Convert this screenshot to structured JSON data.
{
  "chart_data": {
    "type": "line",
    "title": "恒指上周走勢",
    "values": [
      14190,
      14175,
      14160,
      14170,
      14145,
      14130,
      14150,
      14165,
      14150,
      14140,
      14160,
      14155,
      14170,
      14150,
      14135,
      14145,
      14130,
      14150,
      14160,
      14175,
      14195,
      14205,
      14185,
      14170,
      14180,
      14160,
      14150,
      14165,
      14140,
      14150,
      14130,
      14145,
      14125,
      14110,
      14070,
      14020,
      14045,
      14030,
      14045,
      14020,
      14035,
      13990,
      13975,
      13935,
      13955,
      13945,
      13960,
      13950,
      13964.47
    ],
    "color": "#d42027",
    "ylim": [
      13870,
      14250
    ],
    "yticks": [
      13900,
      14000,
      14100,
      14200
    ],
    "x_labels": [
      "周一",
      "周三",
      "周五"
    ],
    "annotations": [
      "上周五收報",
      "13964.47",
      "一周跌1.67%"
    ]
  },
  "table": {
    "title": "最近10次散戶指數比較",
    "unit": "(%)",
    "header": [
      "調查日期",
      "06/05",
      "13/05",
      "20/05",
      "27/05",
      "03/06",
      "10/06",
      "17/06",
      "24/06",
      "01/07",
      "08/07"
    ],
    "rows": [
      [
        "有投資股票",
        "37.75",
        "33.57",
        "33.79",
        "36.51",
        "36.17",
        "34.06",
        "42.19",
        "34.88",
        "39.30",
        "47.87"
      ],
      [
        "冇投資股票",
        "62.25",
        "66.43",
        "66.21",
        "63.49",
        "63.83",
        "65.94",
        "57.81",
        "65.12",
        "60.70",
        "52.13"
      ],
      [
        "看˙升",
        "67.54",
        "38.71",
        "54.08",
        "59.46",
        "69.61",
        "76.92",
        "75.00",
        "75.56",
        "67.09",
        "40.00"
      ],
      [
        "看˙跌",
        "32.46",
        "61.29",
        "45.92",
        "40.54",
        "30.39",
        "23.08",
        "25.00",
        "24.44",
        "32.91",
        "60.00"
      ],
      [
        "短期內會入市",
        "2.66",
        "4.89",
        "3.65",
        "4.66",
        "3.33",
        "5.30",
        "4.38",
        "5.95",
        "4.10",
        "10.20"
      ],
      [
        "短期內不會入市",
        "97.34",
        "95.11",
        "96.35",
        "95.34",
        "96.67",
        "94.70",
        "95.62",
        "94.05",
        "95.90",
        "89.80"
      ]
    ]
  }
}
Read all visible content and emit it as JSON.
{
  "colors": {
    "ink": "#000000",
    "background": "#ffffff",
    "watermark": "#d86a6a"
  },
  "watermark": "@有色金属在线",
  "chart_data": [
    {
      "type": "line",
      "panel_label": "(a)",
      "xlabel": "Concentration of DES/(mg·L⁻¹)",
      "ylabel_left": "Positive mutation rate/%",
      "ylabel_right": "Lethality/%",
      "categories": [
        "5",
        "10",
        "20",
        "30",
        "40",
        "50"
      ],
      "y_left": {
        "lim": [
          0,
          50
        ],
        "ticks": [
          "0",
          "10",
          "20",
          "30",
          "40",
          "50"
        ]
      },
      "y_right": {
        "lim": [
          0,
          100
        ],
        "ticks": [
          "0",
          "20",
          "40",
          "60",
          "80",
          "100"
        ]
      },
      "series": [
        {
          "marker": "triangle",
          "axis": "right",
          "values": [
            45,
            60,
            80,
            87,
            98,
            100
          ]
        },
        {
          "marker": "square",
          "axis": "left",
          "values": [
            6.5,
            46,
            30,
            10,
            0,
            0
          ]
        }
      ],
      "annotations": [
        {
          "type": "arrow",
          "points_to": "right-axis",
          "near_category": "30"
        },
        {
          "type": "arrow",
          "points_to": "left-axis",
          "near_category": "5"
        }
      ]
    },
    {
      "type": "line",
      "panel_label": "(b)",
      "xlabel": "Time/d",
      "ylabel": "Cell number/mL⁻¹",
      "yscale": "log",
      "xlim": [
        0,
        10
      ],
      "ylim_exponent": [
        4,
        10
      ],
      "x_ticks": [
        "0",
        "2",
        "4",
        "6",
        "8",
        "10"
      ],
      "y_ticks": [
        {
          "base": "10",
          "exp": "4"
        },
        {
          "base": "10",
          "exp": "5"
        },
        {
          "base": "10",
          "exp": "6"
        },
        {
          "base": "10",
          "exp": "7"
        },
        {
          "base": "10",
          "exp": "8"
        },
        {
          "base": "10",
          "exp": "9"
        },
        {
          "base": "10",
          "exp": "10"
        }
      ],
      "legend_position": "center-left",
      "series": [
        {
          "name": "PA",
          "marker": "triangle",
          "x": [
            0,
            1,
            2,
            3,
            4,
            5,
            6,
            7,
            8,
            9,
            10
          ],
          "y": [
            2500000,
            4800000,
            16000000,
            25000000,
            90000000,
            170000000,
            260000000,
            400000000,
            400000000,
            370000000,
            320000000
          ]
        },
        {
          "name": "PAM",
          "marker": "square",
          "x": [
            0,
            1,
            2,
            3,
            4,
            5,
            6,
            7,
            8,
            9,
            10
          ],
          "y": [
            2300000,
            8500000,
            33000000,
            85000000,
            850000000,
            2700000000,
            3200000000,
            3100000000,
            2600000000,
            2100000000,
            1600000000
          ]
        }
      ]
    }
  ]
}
──────
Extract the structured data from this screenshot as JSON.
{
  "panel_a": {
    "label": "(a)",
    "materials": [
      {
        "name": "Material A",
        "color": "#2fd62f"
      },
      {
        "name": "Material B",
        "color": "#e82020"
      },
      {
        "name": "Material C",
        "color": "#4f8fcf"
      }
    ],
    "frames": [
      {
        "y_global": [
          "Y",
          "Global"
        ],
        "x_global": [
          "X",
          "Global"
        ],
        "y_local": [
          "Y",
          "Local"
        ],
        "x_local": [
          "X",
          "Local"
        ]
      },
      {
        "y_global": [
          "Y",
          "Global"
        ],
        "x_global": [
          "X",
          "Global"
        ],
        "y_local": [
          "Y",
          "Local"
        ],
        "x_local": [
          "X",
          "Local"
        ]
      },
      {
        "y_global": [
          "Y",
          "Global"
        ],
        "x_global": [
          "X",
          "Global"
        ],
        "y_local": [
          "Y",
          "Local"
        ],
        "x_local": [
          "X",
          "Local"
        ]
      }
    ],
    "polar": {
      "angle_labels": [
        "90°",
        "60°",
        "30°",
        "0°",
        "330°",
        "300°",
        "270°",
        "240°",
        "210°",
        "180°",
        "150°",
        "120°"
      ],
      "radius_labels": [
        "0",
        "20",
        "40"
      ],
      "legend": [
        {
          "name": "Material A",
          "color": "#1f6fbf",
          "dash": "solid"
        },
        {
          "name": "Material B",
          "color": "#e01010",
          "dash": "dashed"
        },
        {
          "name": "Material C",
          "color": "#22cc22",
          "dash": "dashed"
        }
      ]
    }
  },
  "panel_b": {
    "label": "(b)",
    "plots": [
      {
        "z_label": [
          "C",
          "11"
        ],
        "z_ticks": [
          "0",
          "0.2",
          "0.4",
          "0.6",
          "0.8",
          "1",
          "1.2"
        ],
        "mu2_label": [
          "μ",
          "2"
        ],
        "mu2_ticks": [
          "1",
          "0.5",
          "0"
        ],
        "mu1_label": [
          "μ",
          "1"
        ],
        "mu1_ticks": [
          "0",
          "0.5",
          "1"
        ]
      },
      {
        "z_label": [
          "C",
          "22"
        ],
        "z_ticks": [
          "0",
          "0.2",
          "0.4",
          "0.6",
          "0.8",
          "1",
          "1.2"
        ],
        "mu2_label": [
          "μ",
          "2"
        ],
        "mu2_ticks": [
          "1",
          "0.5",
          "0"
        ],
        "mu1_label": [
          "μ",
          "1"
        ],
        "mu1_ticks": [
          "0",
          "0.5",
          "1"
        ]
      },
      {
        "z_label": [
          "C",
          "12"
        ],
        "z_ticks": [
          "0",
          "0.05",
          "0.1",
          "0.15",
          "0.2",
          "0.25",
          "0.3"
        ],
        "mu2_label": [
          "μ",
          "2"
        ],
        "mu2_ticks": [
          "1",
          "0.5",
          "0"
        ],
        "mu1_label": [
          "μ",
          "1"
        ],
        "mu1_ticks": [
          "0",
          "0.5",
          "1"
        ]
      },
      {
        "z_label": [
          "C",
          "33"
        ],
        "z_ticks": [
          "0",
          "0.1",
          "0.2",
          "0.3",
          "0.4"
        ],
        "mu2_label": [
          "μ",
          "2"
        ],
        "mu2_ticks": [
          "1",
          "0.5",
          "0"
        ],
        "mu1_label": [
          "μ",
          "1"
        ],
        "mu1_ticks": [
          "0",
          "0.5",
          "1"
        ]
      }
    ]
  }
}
──────
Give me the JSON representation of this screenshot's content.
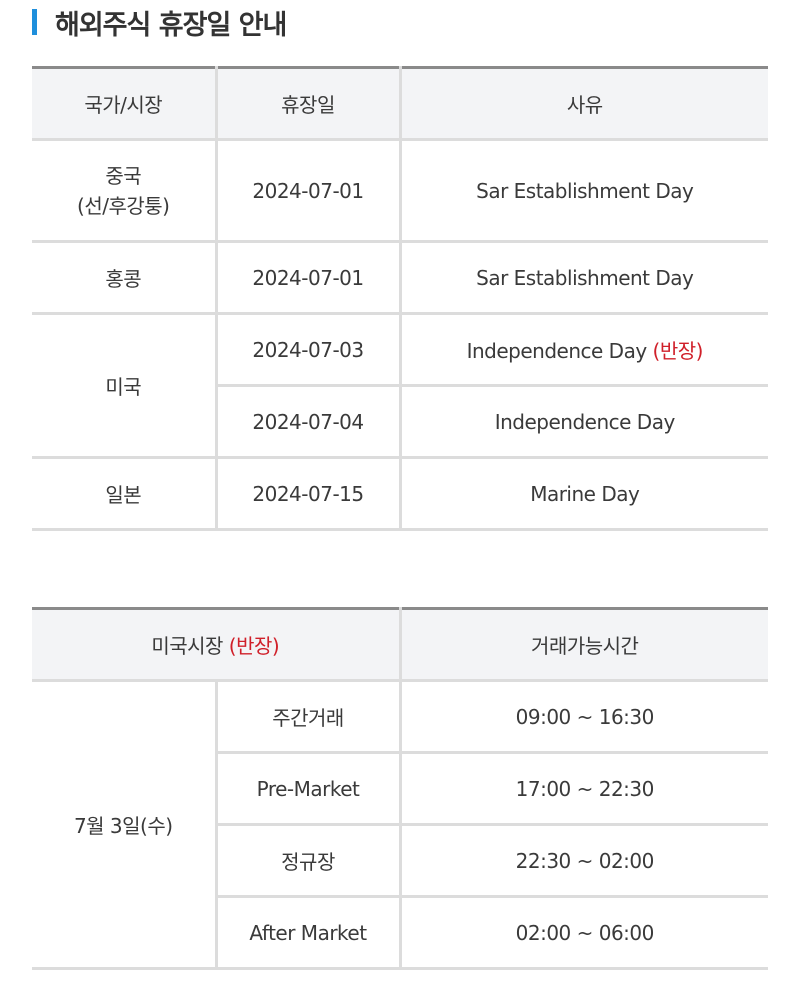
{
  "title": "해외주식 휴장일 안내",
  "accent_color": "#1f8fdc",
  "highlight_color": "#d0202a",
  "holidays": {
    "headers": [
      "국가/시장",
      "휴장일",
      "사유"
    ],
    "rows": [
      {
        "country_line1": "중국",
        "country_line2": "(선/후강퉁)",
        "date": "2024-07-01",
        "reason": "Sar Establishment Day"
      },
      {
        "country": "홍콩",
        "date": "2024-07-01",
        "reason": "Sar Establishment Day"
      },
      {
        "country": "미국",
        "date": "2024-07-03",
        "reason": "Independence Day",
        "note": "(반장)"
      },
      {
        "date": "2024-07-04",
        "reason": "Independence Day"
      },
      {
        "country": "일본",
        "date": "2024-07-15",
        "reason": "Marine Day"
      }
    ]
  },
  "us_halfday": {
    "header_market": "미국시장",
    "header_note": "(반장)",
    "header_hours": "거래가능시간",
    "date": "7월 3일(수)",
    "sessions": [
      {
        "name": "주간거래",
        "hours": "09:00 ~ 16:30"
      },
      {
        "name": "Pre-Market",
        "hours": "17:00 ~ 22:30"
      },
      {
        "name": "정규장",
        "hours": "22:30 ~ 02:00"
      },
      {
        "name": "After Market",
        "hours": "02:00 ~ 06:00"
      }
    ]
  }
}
──────
**Requirement:** Extract all lines from the material above that include the word "name".

**Solution to this task:**
          "name": "PA",
          "name": "PAM",
        "name": "Material A",
        "name": "Material B",
        "name": "Material C",
          "name": "Material A",
          "name": "Material B",
          "name": "Material C",
        "name": "주간거래",
        "name": "Pre-Market",
        "name": "정규장",
        "name": "After Market",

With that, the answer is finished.